In the data below, find every line that has the string "Receptacles", and copy it.
***** Dataset records *****
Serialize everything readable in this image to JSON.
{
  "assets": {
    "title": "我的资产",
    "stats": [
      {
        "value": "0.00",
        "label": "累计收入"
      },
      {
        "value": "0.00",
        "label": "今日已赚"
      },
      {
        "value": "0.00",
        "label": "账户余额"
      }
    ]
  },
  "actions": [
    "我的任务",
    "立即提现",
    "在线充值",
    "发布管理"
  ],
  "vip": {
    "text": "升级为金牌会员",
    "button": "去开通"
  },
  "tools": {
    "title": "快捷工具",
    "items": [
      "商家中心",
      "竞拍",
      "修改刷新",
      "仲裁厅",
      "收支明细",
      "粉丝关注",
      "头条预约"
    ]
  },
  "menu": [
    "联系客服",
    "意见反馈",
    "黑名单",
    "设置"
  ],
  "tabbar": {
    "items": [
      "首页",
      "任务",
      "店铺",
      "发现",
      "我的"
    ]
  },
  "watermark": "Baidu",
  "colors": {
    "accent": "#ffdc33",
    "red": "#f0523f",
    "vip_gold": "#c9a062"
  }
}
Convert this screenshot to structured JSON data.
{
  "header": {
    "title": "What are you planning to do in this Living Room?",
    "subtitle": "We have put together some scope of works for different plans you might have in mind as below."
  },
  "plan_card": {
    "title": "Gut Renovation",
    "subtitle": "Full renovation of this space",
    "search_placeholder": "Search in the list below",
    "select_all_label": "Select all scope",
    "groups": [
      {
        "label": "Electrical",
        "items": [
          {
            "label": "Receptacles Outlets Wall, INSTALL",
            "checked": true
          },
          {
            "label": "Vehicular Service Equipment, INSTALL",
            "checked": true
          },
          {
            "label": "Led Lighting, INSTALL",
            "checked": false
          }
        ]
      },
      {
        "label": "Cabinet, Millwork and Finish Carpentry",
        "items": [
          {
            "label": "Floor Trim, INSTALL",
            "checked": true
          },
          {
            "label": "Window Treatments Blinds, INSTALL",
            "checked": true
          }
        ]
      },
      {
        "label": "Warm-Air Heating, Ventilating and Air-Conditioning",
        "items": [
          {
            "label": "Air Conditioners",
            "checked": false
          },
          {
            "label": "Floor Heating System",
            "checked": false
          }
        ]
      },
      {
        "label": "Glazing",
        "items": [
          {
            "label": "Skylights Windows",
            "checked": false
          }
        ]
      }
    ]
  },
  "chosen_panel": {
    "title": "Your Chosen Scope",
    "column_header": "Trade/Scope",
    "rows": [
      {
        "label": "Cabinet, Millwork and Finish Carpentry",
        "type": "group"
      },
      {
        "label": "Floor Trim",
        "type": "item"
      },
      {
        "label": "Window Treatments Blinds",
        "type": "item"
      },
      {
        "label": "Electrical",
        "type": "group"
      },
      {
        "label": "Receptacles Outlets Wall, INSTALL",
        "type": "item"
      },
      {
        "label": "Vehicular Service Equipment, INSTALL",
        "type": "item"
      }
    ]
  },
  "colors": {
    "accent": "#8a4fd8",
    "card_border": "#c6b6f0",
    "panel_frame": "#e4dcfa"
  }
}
*****
# Solution for this task
            "label": "Receptacles Outlets Wall, INSTALL",
        "label": "Receptacles Outlets Wall, INSTALL",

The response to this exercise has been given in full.